* **Stated exercise**: Skip the images. Copy the records exactly as written.

* **Material provided**:
◇ ◇ ◇ ◇ ◇ ◇ ◇

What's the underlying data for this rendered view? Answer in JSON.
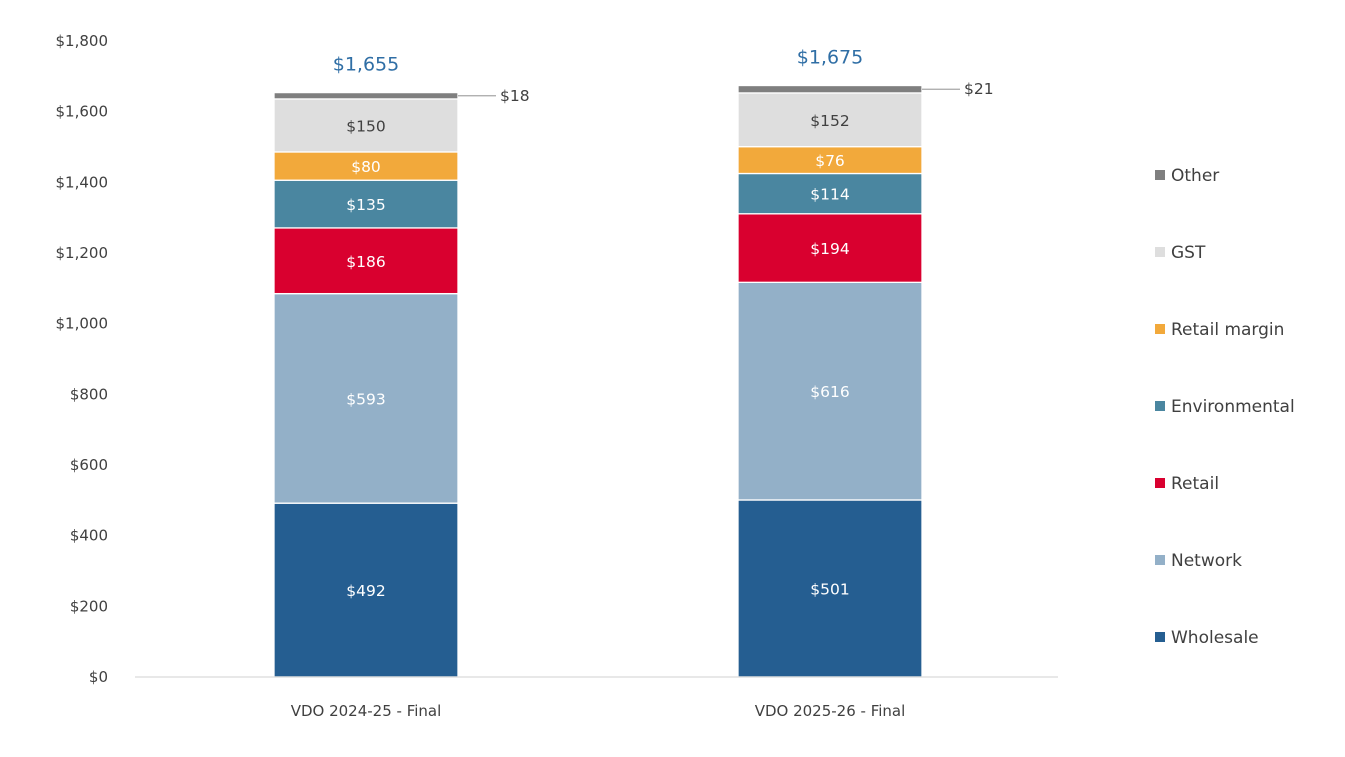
{
  "chart_data": {
    "type": "bar",
    "stacked": true,
    "categories": [
      "VDO 2024-25 - Final",
      "VDO 2025-26 - Final"
    ],
    "series": [
      {
        "name": "Wholesale",
        "values": [
          492,
          501
        ],
        "labels": [
          "$492",
          "$501"
        ],
        "color": "#255e91",
        "label_color": "#ffffff"
      },
      {
        "name": "Network",
        "values": [
          593,
          616
        ],
        "labels": [
          "$593",
          "$616"
        ],
        "color": "#93b0c8",
        "label_color": "#ffffff"
      },
      {
        "name": "Retail",
        "values": [
          186,
          194
        ],
        "labels": [
          "$186",
          "$194"
        ],
        "color": "#d9002f",
        "label_color": "#ffffff"
      },
      {
        "name": "Environmental",
        "values": [
          135,
          114
        ],
        "labels": [
          "$135",
          "$114"
        ],
        "color": "#4a86a0",
        "label_color": "#ffffff"
      },
      {
        "name": "Retail margin",
        "values": [
          80,
          76
        ],
        "labels": [
          "$80",
          "$76"
        ],
        "color": "#f2a93b",
        "label_color": "#ffffff"
      },
      {
        "name": "GST",
        "values": [
          150,
          152
        ],
        "labels": [
          "$150",
          "$152"
        ],
        "color": "#dedede",
        "label_color": "#404040"
      },
      {
        "name": "Other",
        "values": [
          18,
          21
        ],
        "labels": [
          "$18",
          "$21"
        ],
        "color": "#7f7f7f",
        "label_color": "#404040"
      }
    ],
    "totals": [
      "$1,655",
      "$1,675"
    ],
    "ylim": [
      0,
      1800
    ],
    "yticks": [
      0,
      200,
      400,
      600,
      800,
      1000,
      1200,
      1400,
      1600,
      1800
    ],
    "ytick_labels": [
      "$0",
      "$200",
      "$400",
      "$600",
      "$800",
      "$1,000",
      "$1,200",
      "$1,400",
      "$1,600",
      "$1,800"
    ],
    "legend_order": [
      "Other",
      "GST",
      "Retail margin",
      "Environmental",
      "Retail",
      "Network",
      "Wholesale"
    ],
    "legend_position": "right",
    "grid": false
  }
}
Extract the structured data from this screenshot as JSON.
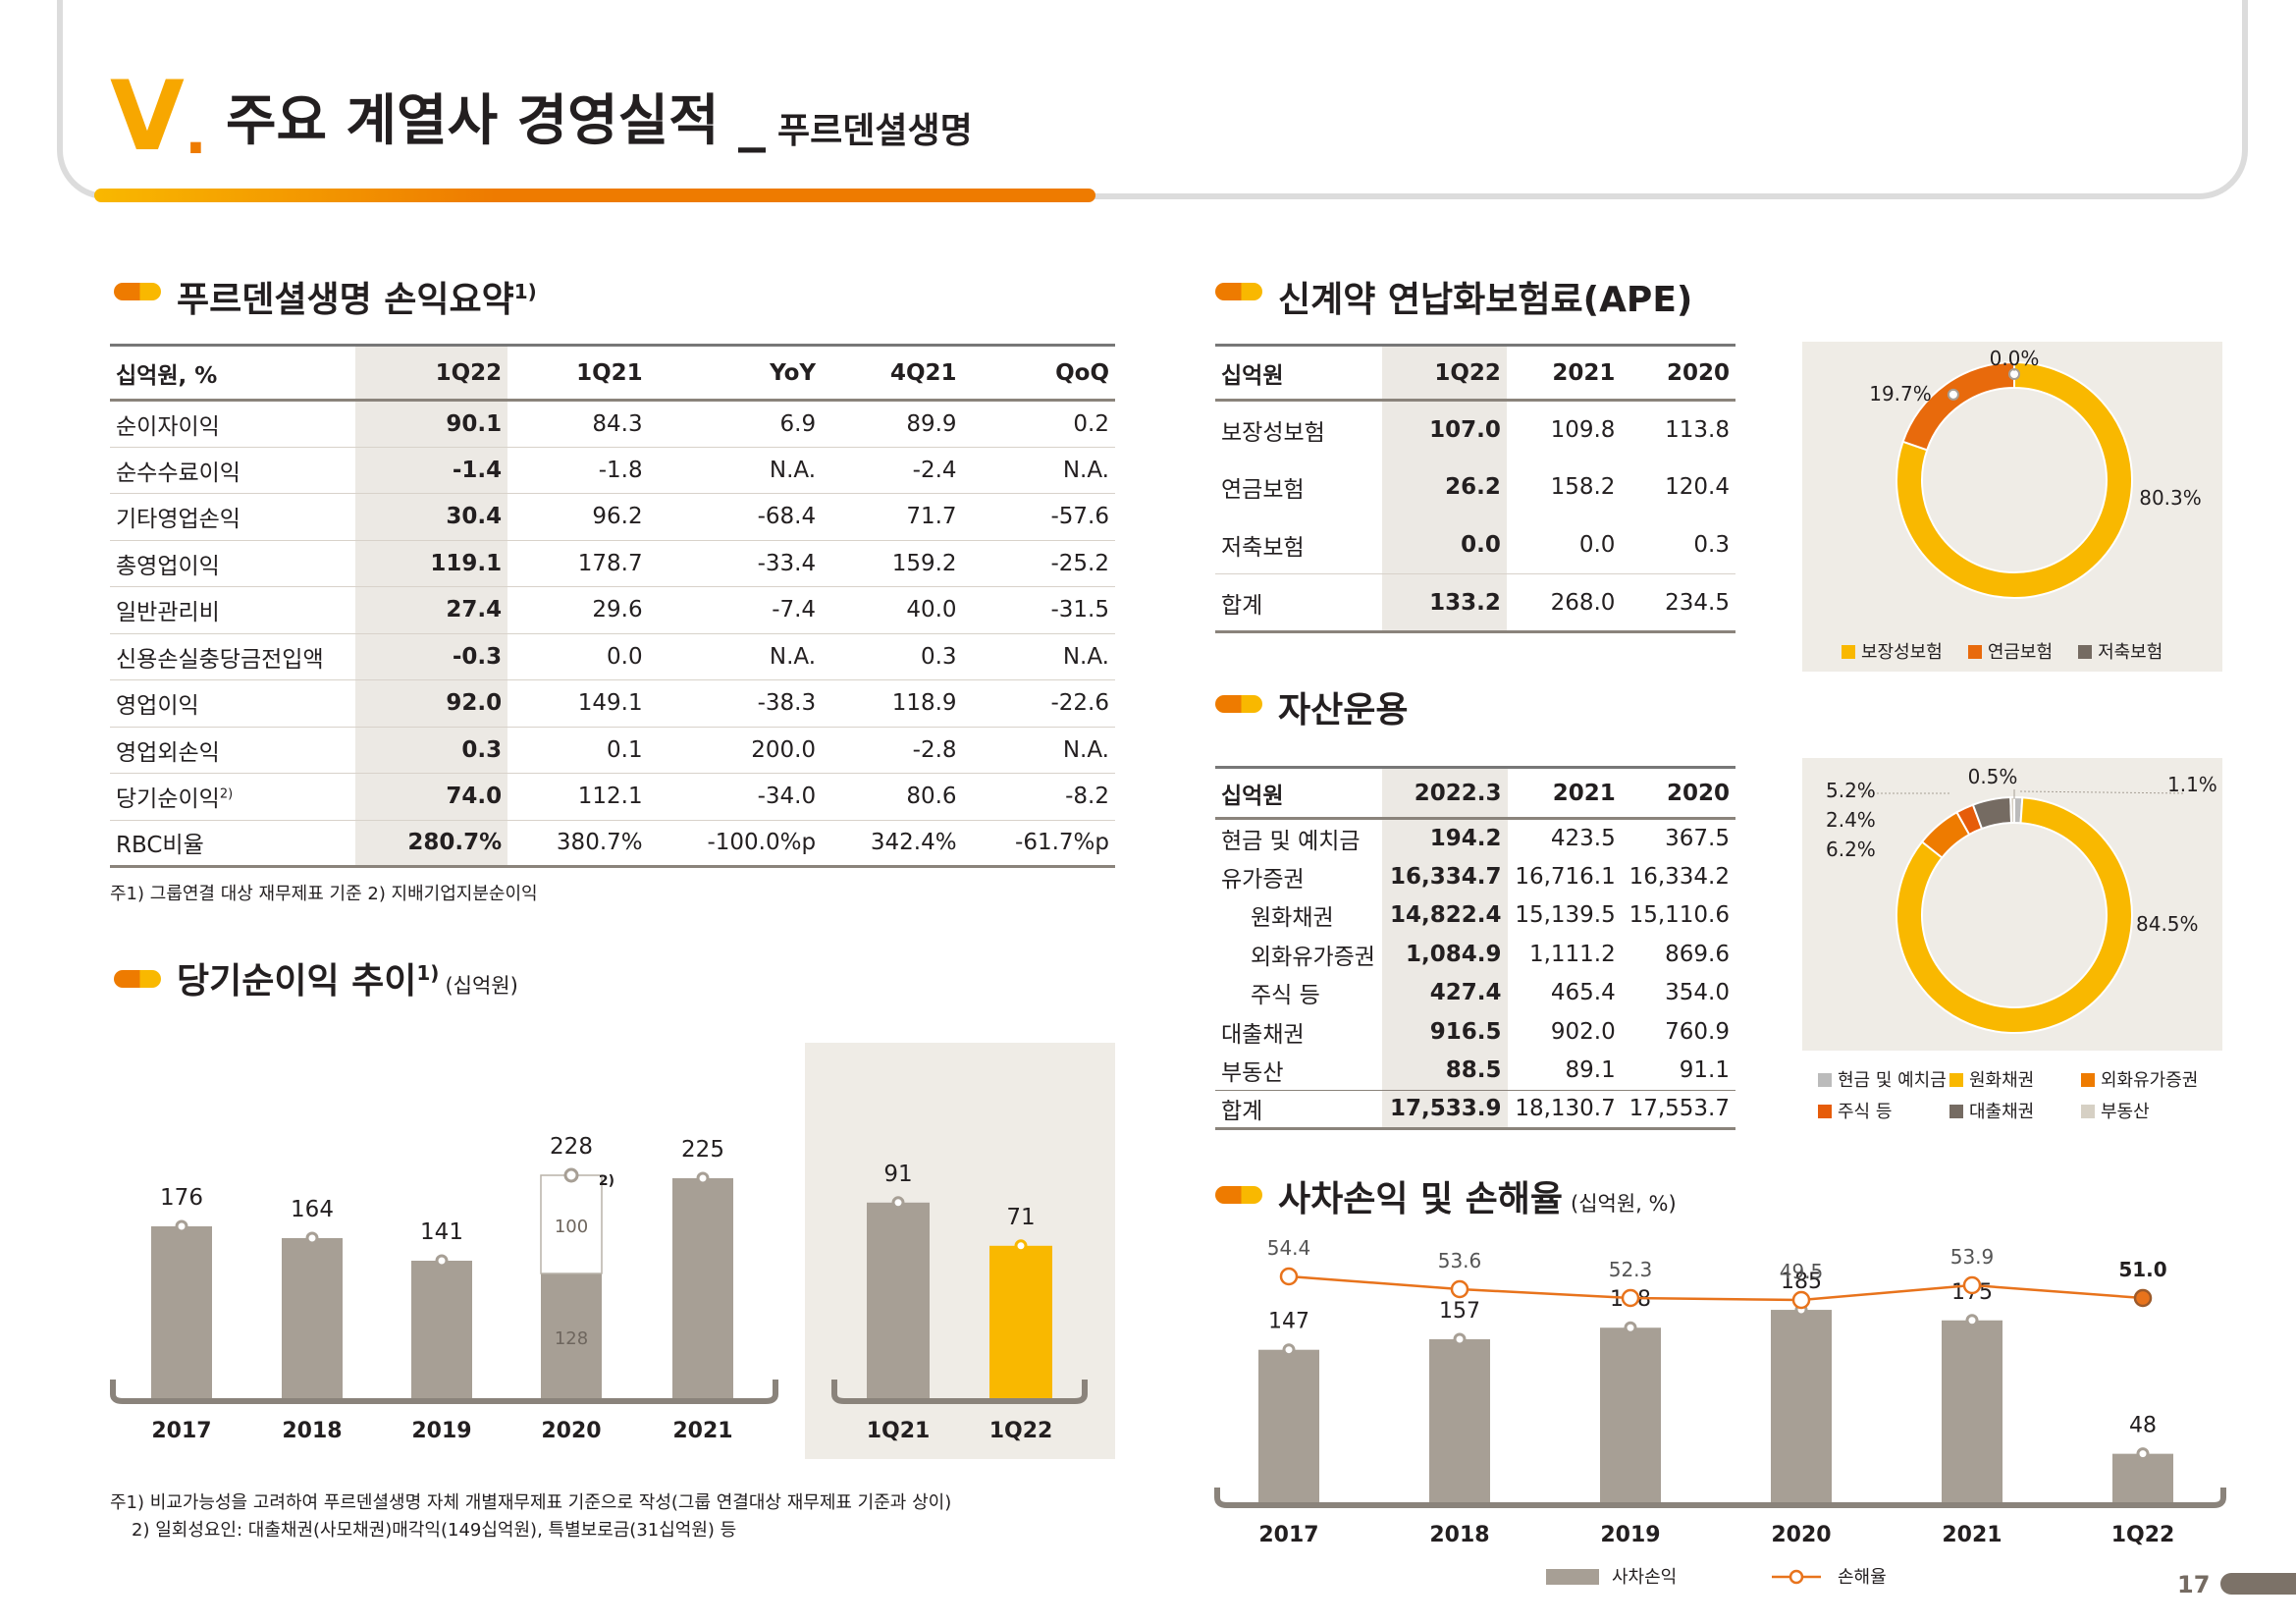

◇ ◇ ◇ ◇ ◇ ◇ ◇

* **Written answer**:
What's the underlying data for this rendered view? Answer in JSON.
{
  "chart_data": {
    "type": "bar",
    "stacked": true,
    "categories": [
      "VDO 2024-25 - Final",
      "VDO 2025-26 - Final"
    ],
    "series": [
      {
        "name": "Wholesale",
        "values": [
          492,
          501
        ],
        "labels": [
          "$492",
          "$501"
        ],
        "color": "#255e91",
        "label_color": "#ffffff"
      },
      {
        "name": "Network",
        "values": [
          593,
          616
        ],
        "labels": [
          "$593",
          "$616"
        ],
        "color": "#93b0c8",
        "label_color": "#ffffff"
      },
      {
        "name": "Retail",
        "values": [
          186,
          194
        ],
        "labels": [
          "$186",
          "$194"
        ],
        "color": "#d9002f",
        "label_color": "#ffffff"
      },
      {
        "name": "Environmental",
        "values": [
          135,
          114
        ],
        "labels": [
          "$135",
          "$114"
        ],
        "color": "#4a86a0",
        "label_color": "#ffffff"
      },
      {
        "name": "Retail margin",
        "values": [
          80,
          76
        ],
        "labels": [
          "$80",
          "$76"
        ],
        "color": "#f2a93b",
        "label_color": "#ffffff"
      },
      {
        "name": "GST",
        "values": [
          150,
          152
        ],
        "labels": [
          "$150",
          "$152"
        ],
        "color": "#dedede",
        "label_color": "#404040"
      },
      {
        "name": "Other",
        "values": [
          18,
          21
        ],
        "labels": [
          "$18",
          "$21"
        ],
        "color": "#7f7f7f",
        "label_color": "#404040"
      }
    ],
    "totals": [
      "$1,655",
      "$1,675"
    ],
    "ylim": [
      0,
      1800
    ],
    "yticks": [
      0,
      200,
      400,
      600,
      800,
      1000,
      1200,
      1400,
      1600,
      1800
    ],
    "ytick_labels": [
      "$0",
      "$200",
      "$400",
      "$600",
      "$800",
      "$1,000",
      "$1,200",
      "$1,400",
      "$1,600",
      "$1,800"
    ],
    "legend_order": [
      "Other",
      "GST",
      "Retail margin",
      "Environmental",
      "Retail",
      "Network",
      "Wholesale"
    ],
    "legend_position": "right",
    "grid": false
  }
}
Extract the structured data from this screenshot as JSON.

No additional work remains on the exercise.